▸ Short exercise
In the data below, find each line containing the string "structured" and return it.

▸ Data shown
▶
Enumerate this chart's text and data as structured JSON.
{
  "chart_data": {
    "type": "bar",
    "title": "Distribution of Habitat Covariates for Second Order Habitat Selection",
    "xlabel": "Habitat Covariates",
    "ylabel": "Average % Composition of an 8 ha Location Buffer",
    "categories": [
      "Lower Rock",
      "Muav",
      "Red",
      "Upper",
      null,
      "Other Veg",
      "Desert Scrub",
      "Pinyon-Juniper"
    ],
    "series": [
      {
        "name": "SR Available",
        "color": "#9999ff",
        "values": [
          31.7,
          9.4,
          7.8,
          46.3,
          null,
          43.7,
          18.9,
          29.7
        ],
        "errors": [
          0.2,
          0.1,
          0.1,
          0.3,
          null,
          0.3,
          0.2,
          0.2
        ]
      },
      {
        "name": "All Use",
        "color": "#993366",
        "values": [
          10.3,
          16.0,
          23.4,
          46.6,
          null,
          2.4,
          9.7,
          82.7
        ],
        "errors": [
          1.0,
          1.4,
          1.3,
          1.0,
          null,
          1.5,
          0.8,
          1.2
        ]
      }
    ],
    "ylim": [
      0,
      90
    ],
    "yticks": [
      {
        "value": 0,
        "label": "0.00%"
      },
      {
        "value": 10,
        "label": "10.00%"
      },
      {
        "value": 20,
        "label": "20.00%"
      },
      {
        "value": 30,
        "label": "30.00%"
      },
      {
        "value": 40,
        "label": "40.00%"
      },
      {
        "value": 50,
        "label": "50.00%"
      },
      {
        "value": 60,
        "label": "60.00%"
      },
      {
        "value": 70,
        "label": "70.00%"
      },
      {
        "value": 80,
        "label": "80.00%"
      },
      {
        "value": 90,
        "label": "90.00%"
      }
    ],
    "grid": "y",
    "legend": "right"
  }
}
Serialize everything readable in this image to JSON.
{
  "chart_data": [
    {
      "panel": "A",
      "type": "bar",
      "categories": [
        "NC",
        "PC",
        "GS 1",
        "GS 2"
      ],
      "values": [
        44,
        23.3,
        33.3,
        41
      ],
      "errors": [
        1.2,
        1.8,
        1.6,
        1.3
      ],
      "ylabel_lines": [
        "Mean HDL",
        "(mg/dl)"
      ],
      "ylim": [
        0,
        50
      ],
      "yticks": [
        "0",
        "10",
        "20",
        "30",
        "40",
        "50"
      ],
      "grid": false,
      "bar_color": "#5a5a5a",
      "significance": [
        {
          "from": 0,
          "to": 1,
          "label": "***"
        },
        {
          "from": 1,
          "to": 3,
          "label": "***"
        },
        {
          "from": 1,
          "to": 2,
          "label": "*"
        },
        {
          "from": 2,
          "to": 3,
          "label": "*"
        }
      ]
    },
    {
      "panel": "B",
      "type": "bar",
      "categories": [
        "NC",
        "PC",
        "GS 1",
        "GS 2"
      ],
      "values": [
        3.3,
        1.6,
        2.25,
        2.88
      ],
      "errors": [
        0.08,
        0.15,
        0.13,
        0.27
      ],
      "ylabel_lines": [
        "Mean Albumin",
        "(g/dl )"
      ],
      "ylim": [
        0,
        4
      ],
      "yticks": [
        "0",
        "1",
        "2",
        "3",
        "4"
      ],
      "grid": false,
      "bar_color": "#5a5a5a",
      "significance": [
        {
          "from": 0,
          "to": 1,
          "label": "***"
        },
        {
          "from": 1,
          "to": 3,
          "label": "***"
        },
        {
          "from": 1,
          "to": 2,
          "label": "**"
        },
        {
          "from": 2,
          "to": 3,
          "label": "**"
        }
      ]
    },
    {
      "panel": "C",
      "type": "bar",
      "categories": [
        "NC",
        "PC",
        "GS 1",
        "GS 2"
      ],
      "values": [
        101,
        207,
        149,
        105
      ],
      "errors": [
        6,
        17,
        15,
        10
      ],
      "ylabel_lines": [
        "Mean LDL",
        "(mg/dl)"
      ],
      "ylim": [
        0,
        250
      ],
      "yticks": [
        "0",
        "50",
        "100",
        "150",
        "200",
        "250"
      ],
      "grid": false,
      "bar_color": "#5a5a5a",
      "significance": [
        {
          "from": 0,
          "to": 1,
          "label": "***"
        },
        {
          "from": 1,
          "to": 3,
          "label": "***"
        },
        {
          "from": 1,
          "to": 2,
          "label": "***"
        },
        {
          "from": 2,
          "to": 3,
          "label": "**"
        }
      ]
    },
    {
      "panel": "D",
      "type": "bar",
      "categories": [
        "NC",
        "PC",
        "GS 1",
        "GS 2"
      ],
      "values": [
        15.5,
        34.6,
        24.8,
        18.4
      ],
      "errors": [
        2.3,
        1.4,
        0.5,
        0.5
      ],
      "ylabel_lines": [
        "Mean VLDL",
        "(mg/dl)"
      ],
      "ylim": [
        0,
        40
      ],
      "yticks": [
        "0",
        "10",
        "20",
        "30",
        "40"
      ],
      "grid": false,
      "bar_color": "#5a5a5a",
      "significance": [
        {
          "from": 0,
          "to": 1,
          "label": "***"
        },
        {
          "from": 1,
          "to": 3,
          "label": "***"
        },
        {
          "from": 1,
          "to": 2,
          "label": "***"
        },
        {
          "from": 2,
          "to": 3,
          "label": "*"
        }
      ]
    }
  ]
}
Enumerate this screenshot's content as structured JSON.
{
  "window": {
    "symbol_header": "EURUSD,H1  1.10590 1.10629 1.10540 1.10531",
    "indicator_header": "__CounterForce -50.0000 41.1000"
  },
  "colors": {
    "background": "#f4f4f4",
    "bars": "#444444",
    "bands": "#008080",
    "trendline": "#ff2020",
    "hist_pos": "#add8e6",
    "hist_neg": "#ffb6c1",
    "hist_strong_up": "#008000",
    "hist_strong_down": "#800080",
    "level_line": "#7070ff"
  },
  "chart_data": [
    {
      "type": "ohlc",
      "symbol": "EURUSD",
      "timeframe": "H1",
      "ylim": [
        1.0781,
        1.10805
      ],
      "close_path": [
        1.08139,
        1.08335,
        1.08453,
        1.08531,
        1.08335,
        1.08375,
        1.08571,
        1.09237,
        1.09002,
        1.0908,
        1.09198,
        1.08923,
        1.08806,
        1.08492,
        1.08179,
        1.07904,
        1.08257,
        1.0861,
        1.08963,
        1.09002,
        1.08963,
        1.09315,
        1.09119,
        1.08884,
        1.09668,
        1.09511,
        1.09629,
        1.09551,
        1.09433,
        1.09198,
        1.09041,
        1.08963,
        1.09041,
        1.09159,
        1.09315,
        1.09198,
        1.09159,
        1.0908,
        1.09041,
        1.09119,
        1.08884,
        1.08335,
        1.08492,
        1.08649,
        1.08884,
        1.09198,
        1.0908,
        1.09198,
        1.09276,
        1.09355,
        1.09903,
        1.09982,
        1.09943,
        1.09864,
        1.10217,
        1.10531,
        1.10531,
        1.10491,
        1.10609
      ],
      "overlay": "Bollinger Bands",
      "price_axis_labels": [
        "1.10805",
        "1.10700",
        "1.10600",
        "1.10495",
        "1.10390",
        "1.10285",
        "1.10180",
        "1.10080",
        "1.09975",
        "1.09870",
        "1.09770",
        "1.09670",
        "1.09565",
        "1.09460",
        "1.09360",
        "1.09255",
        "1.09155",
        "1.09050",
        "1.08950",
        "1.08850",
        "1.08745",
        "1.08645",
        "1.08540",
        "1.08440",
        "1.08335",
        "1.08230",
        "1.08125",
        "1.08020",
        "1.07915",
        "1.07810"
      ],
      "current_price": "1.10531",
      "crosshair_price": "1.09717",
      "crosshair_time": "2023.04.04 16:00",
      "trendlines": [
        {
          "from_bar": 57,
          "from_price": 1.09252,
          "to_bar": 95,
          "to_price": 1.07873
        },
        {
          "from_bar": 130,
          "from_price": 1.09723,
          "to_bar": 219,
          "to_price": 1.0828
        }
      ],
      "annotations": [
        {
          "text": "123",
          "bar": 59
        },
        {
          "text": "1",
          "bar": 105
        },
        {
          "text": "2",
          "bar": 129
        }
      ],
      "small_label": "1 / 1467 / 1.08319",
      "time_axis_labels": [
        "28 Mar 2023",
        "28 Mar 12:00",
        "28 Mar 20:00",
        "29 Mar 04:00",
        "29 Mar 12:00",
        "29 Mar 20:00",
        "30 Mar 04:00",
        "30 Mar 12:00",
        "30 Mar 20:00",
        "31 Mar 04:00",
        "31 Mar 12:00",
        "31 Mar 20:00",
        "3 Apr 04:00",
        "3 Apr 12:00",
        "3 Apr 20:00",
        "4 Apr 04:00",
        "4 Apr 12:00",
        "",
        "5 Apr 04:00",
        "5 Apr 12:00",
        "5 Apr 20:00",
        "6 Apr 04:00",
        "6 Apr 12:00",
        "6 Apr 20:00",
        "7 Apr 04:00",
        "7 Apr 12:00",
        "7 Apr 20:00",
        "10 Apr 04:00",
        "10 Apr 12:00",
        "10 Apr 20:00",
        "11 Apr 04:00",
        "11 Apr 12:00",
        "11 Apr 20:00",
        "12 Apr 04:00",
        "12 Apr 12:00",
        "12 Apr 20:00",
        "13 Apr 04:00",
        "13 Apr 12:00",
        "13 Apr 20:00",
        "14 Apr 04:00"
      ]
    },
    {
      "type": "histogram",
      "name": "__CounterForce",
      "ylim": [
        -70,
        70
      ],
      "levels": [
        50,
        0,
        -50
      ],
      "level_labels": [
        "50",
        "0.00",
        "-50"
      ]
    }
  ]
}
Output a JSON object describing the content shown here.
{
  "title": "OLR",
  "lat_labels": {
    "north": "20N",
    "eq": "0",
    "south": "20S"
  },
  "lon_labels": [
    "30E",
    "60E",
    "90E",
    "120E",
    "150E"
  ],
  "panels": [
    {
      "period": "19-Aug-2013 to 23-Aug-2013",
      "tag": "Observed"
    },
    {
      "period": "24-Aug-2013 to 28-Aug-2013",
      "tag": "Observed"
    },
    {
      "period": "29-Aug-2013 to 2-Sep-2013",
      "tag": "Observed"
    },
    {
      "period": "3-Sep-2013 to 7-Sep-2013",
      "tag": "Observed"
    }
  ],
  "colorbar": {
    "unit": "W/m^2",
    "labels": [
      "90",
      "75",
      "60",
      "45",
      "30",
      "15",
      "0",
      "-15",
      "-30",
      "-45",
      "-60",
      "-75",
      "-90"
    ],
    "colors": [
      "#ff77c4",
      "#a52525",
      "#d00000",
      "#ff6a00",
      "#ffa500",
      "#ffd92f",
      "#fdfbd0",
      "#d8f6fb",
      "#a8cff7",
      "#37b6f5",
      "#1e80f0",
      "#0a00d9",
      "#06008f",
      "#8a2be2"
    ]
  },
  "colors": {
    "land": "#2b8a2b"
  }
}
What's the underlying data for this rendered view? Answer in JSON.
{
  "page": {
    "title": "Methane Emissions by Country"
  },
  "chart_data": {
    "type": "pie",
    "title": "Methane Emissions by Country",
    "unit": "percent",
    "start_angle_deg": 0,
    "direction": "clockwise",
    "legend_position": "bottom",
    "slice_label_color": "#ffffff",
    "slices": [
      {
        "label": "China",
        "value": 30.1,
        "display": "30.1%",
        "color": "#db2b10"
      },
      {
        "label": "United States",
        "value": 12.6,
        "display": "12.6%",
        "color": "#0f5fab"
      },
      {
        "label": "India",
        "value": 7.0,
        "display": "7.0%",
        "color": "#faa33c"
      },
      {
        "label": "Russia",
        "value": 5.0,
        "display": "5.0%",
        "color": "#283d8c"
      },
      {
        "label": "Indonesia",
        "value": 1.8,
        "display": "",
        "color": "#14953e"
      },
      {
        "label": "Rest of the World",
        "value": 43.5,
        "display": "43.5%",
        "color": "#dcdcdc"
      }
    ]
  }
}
◀
▸ Problem solution
Enumerate this chart's text and data as structured JSON.
Enumerate this screenshot's content as structured JSON.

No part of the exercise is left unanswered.